▶ YOUR INSTRUCTIONS: Skip all pictures, then print the remaining material exactly.

»»

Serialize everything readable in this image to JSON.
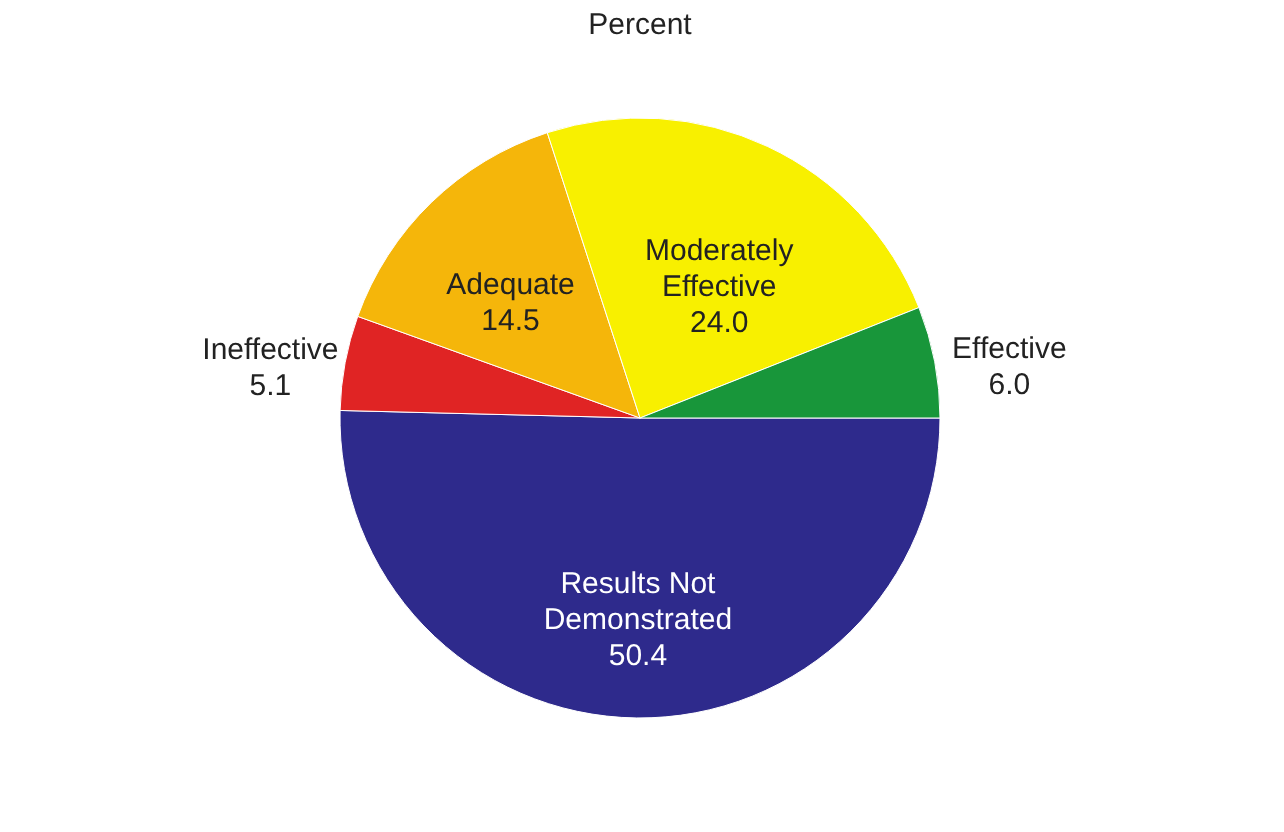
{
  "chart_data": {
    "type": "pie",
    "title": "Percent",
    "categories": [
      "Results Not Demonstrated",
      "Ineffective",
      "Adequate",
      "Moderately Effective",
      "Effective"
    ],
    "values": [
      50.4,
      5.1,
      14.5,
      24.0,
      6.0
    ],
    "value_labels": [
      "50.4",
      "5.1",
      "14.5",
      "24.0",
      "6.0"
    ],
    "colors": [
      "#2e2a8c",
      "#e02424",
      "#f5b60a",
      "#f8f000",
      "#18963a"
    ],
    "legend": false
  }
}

««

▶ TASK SOLUTION:
Serialize everything readable in this image to JSON.
{
  "chart_data": {
    "type": "pie",
    "title": "Percent",
    "categories": [
      "Results Not Demonstrated",
      "Ineffective",
      "Adequate",
      "Moderately Effective",
      "Effective"
    ],
    "values": [
      50.4,
      5.1,
      14.5,
      24.0,
      6.0
    ],
    "value_labels": [
      "50.4",
      "5.1",
      "14.5",
      "24.0",
      "6.0"
    ],
    "colors": [
      "#2e2a8c",
      "#e02424",
      "#f5b60a",
      "#f8f000",
      "#18963a"
    ],
    "legend": false
  }
}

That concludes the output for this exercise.